__Dataset extract__.
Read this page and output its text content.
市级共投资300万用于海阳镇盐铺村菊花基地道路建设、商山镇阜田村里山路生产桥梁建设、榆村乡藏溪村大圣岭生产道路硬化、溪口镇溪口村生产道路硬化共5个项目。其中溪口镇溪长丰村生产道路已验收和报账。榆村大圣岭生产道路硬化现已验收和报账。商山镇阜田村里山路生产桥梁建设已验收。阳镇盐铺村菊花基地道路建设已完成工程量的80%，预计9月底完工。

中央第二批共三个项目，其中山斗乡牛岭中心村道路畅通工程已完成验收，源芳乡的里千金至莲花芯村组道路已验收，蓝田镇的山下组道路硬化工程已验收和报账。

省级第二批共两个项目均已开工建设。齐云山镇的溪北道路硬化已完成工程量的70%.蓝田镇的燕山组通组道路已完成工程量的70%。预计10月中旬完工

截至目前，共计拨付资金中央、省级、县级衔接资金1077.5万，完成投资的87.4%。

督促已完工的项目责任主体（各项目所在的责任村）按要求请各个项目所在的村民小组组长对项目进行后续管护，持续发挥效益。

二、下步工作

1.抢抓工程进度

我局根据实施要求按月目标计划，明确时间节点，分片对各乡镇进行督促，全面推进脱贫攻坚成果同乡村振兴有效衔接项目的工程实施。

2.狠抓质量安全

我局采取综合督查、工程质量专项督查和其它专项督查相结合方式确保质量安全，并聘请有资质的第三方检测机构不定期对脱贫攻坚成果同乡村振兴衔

__Problem to work on__. Write out the full set of records exactly as given.

__Correct answer__.
Read this page and output its text content.
市级共投资300万用于海阳镇盐铺村菊花基地道路建设、商山镇阜田村里山路生产桥梁建设、榆村乡藏溪村大圣岭生产道路硬化、溪口镇溪口村生产道路硬化共5个项目。其中溪口镇溪长丰村生产道路已验收和报账。榆村大圣岭生产道路硬化现已验收和报账。商山镇阜田村里山路生产桥梁建设已验收。阳镇盐铺村菊花基地道路建设已完成工程量的80%，预计9月底完工。

中央第二批共三个项目，其中山斗乡牛岭中心村道路畅通工程已完成验收，源芳乡的里千金至莲花芯村组道路已验收，蓝田镇的山下组道路硬化工程已验收和报账。

省级第二批共两个项目均已开工建设。齐云山镇的溪北道路硬化已完成工程量的70%.蓝田镇的燕山组通组道路已完成工程量的70%。预计10月中旬完工

截至目前，共计拨付资金中央、省级、县级衔接资金1077.5万，完成投资的87.4%。

督促已完工的项目责任主体（各项目所在的责任村）按要求请各个项目所在的村民小组组长对项目进行后续管护，持续发挥效益。

二、下步工作

1.抢抓工程进度

我局根据实施要求按月目标计划，明确时间节点，分片对各乡镇进行督促，全面推进脱贫攻坚成果同乡村振兴有效衔接项目的工程实施。

2.狠抓质量安全

我局采取综合督查、工程质量专项督查和其它专项督查相结合方式确保质量安全，并聘请有资质的第三方检测机构不定期对脱贫攻坚成果同乡村振兴衔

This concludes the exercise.